----- ページ本文 -----

説明

チルドまたは冷凍米飯用品質改良剤

【課題】チルドまたは冷凍された米飯を加熱することなく常温に戻した際の米飯の外観および食感の劣化を抑制することができる米飯用品質改良剤を提供すること。
【解決手段】(a)プロテアーゼ、(b)ペクチンおよび/またはタマリンドシードガム、および(c)グリセリン脂肪酸エステルを含有することを特徴とするチルドまたは冷凍米飯用品質改良剤。

【発明の詳細な説明】
【技術分野】
【0001】
本発明は、チルドまたは冷凍される米飯の品質改良剤に関する。
【背景技術】
【0002】
従来より、米飯は温かい状態で食される場合と、すしのシャリやおにぎりなどの様に常温まで冷ました状態で食される場合とがある。近年米飯は、チルドや冷凍の状態で流通し、スーパーやコンビニエンスストアーで取り扱われることが多くなり、消費者が食す際に電子レンジなどで加熱して温めたり、加熱せずに常温まで戻した後に食されている。
チルドまたは冷凍されたすしのシャリやおにぎりなど常温で食される米飯は、加熱することなく常温に戻している。しかし、加熱することなく常温に戻した米飯は、米飯のツヤや透明感が低下し、さらに硬く、粘りの無い食感になるという問題点があった。
【0003】
チルドまたは冷凍米飯の食感や外観の改善方法の従来技術としては、クエン酸塩と糖アルコールとを含むことを特徴とする米飯改良剤(特許文献1参照)、うるち米の精米の炊飯米を用いた食品添加物を含有する米飯食品であって、常温以上の温度帯で自然解凍して喫食できる冷凍米飯食品(特許文献2参照)、醸造酢、糖類および増粘剤を含有することを特徴とする米飯の品質改良剤(先行文献3参照)、有機酸塩と澱粉分解酵素を含有することを特徴とするチルドまたは冷凍米飯用改良剤(先行文献4参照)、(a)プロテアーゼおよび(b)ペクチンまたはタマリンドシードガムを含有することを特徴とするチルドまたは冷凍米飯用改良剤(先行文献5参照)などが開示されている。
しかし上記した技術では、チルドまたは冷凍の米飯を加熱することなく常温に戻した際、米飯の外観は悪く、食感の劣化は完全に抑制されておらずさらに良い方法が求められていた。

-----

• 取り組む内容:
米飯用品質改良剤についての本文では、チルドまたは冷凍された米飯を加熱せずに常温に戻すと、どのような問題点があったとされていますか。答えてください。

----- データ抜粋 -----

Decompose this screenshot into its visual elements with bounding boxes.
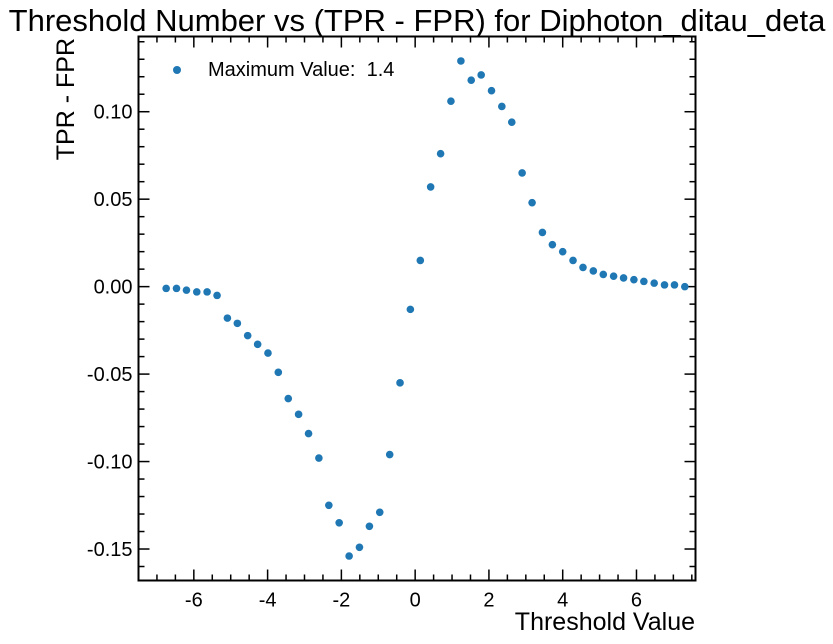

-----

• この問題の解答:
米飯のツヤや透明感が低下し、さらに硬く、粘りの無い食感になるという問題点です。